--- start ---

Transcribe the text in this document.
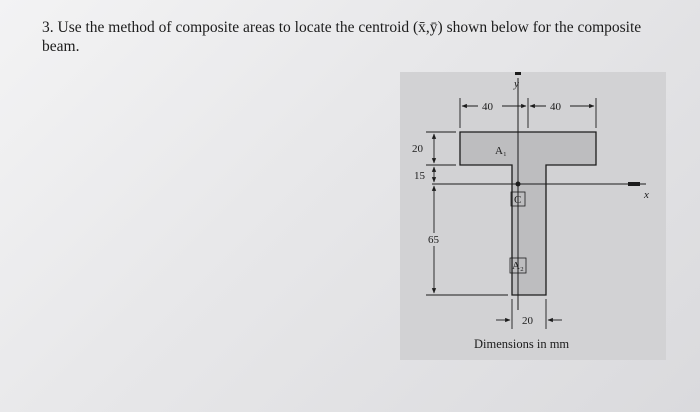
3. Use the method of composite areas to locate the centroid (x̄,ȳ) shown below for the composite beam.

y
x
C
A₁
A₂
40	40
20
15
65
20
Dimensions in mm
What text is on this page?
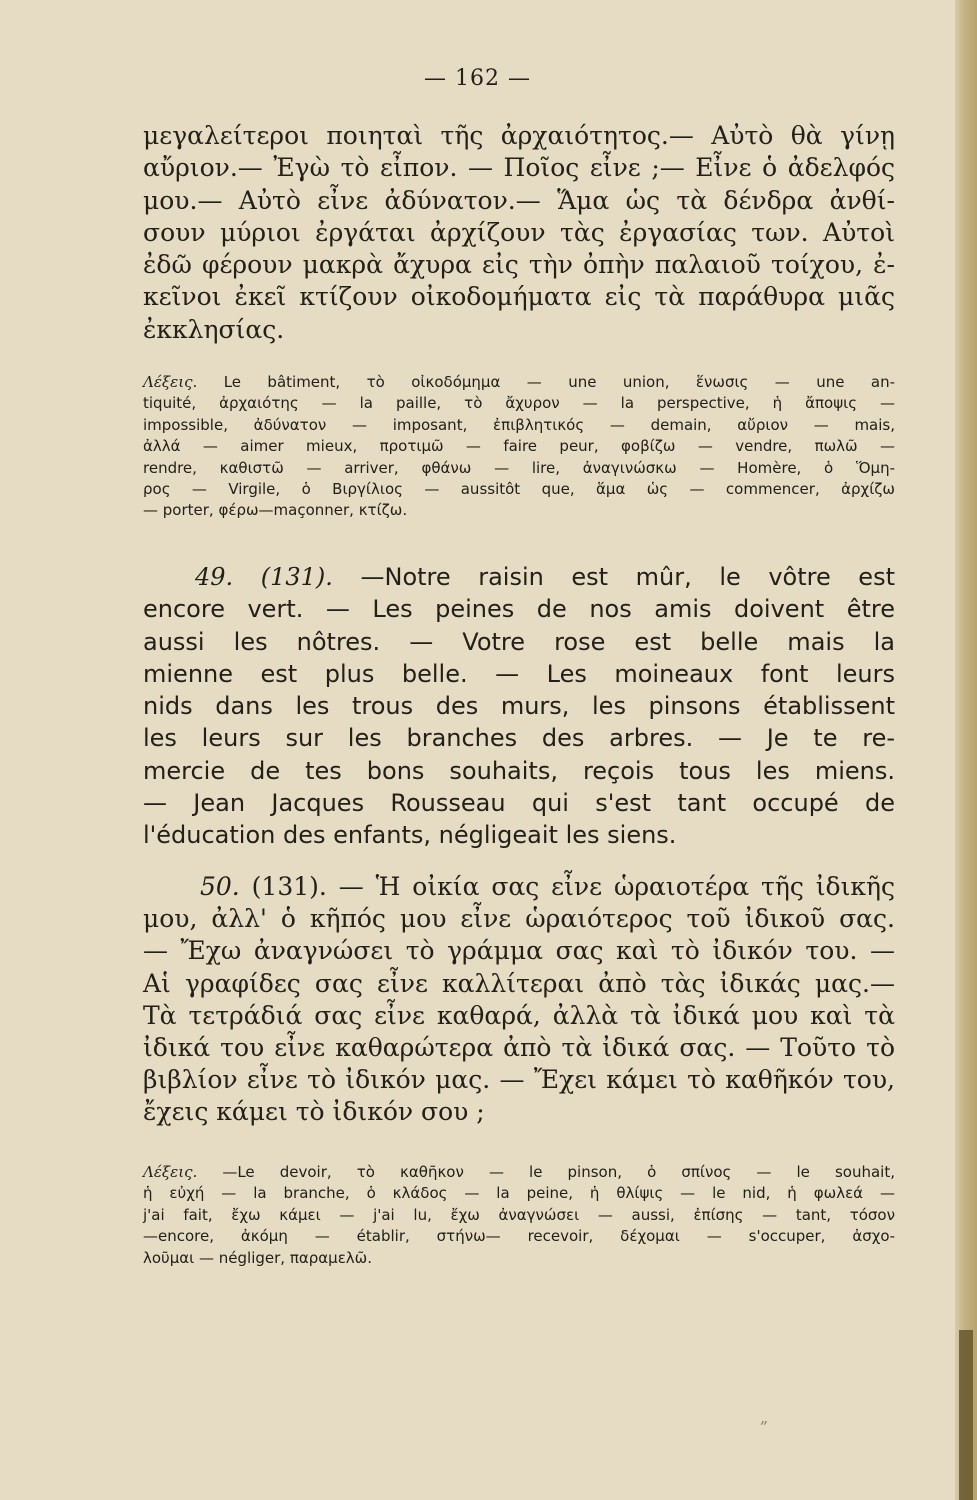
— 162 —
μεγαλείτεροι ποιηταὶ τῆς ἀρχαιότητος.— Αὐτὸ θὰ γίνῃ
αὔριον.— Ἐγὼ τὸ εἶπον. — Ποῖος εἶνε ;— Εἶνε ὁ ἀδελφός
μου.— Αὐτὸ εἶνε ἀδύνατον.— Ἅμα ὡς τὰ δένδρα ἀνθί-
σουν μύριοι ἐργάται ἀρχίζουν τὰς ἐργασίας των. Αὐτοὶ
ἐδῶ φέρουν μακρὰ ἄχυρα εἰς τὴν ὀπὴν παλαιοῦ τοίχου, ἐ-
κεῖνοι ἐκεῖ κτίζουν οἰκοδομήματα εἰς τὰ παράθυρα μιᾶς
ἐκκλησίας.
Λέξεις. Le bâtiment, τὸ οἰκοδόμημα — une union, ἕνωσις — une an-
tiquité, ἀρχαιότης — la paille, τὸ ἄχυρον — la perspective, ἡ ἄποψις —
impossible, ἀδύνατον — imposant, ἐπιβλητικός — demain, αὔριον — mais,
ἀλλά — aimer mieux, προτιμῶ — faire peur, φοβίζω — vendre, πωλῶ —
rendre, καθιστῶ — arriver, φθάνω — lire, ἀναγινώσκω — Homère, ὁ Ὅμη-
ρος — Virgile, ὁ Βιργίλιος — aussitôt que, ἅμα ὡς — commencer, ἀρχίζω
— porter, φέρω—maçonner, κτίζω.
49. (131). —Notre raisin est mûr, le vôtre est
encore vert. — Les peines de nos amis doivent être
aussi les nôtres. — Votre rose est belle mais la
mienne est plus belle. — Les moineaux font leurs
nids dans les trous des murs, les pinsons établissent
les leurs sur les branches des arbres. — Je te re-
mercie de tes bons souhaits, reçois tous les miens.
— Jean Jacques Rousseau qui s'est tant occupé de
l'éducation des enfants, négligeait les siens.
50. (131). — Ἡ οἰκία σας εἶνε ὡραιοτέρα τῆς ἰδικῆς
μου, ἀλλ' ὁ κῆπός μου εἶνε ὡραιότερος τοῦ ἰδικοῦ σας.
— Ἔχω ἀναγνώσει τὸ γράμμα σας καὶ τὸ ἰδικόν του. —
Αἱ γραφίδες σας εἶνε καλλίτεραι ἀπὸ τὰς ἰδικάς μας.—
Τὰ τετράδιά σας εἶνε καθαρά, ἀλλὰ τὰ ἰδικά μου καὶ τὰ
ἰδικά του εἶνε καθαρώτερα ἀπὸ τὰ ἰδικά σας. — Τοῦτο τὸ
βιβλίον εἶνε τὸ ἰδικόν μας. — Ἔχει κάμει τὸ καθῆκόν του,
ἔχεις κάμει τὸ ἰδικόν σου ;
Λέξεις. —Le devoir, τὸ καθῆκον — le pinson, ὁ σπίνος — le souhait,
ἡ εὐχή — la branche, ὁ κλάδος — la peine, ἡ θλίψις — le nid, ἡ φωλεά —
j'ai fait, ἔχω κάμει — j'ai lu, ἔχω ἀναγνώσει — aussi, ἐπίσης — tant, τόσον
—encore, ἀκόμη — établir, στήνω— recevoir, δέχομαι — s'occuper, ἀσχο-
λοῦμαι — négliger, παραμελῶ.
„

--- end ---
--- start ---

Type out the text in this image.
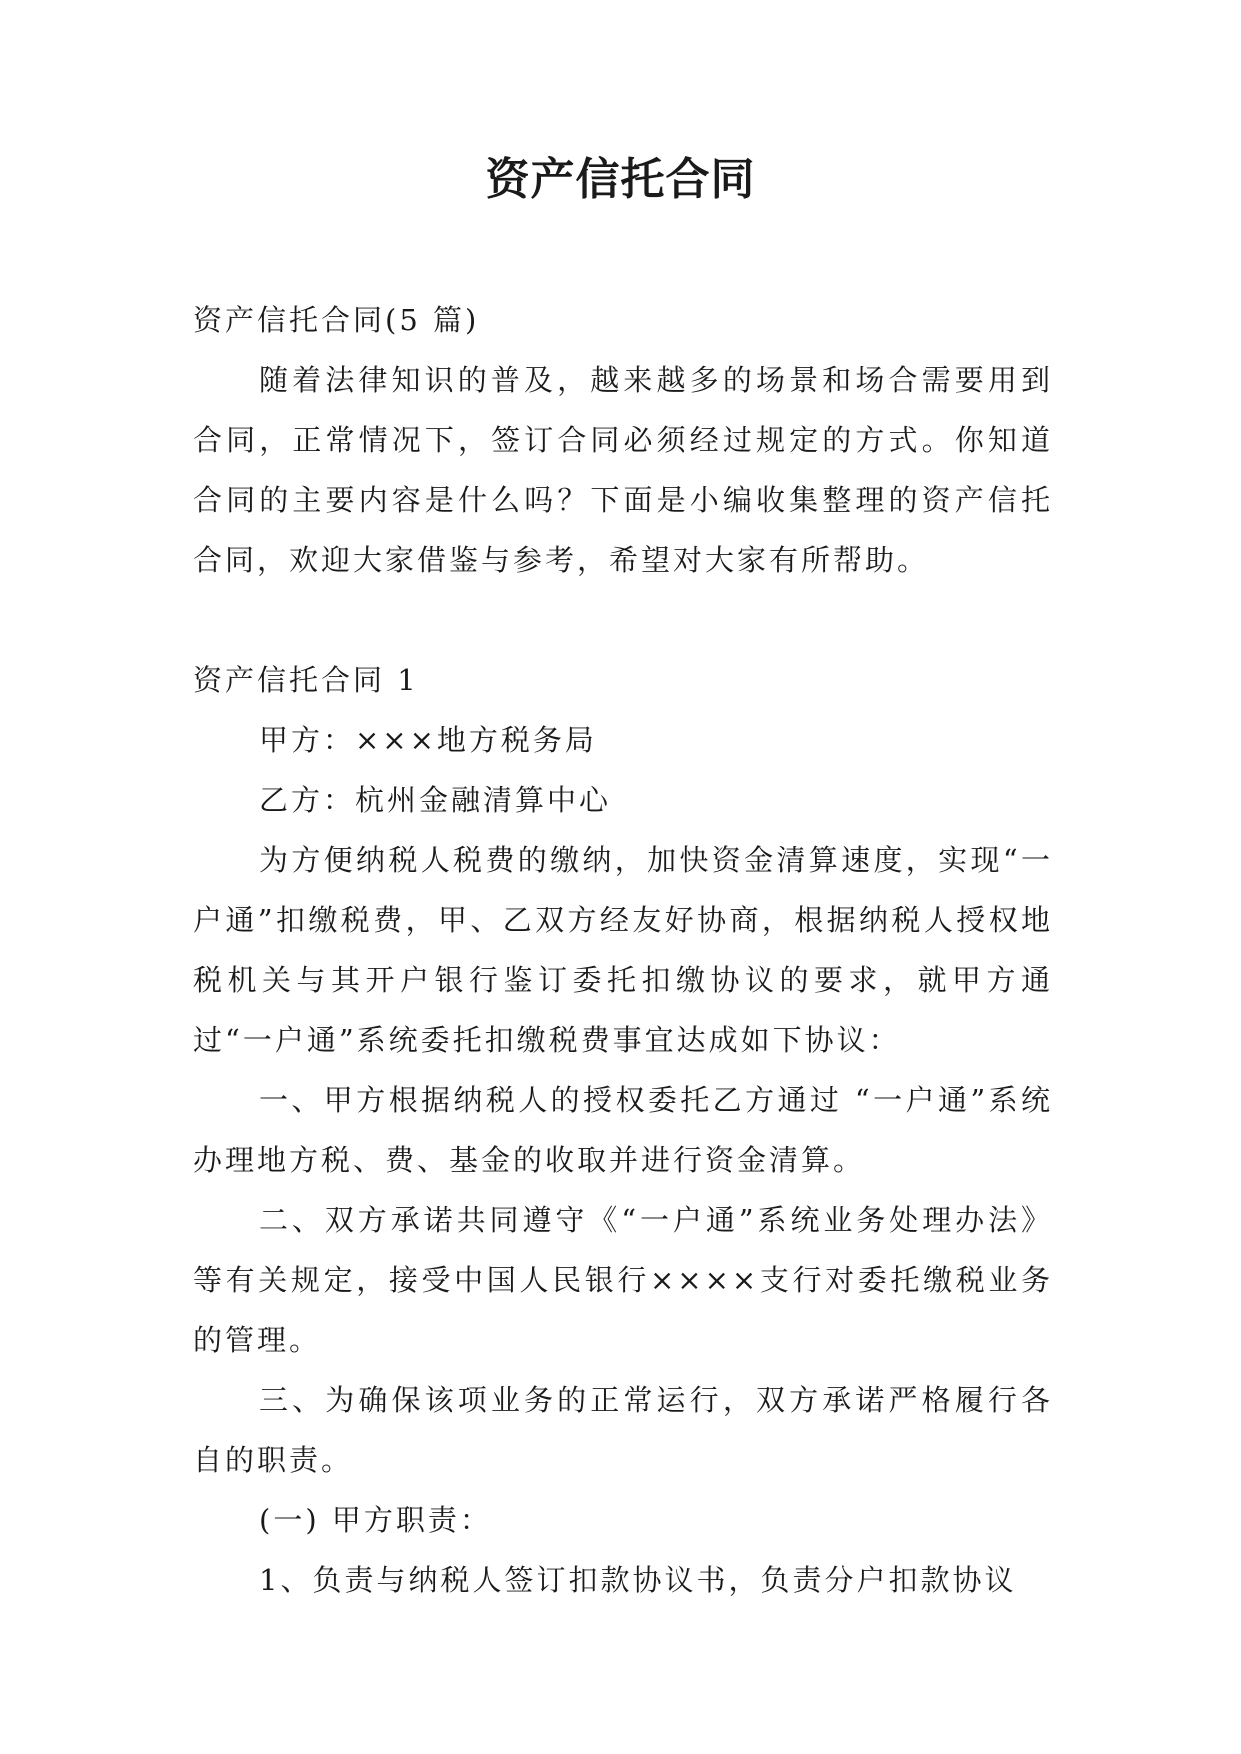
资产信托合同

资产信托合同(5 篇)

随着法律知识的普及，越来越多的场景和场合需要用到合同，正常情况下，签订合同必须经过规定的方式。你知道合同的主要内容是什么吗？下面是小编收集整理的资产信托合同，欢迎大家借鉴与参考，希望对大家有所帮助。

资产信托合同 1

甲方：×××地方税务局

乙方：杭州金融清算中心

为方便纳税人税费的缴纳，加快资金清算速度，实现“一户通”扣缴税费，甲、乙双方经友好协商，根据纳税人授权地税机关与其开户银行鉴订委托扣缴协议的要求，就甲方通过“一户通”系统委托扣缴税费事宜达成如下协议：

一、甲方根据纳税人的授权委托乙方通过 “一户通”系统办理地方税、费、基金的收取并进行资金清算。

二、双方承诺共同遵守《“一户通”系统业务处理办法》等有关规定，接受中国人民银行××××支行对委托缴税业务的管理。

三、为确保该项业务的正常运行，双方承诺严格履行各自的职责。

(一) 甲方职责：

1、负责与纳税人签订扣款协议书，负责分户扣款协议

--- end ---

Required work ▸
Examine the records and pull out every line where the string "tant" occurs.

Task output ▸
— Jean Jacques Rousseau qui s'est tant occupé de
j'ai fait, ἔχω κάμει — j'ai lu, ἔχω ἀναγνώσει — aussi, ἐπίσης — tant, τόσον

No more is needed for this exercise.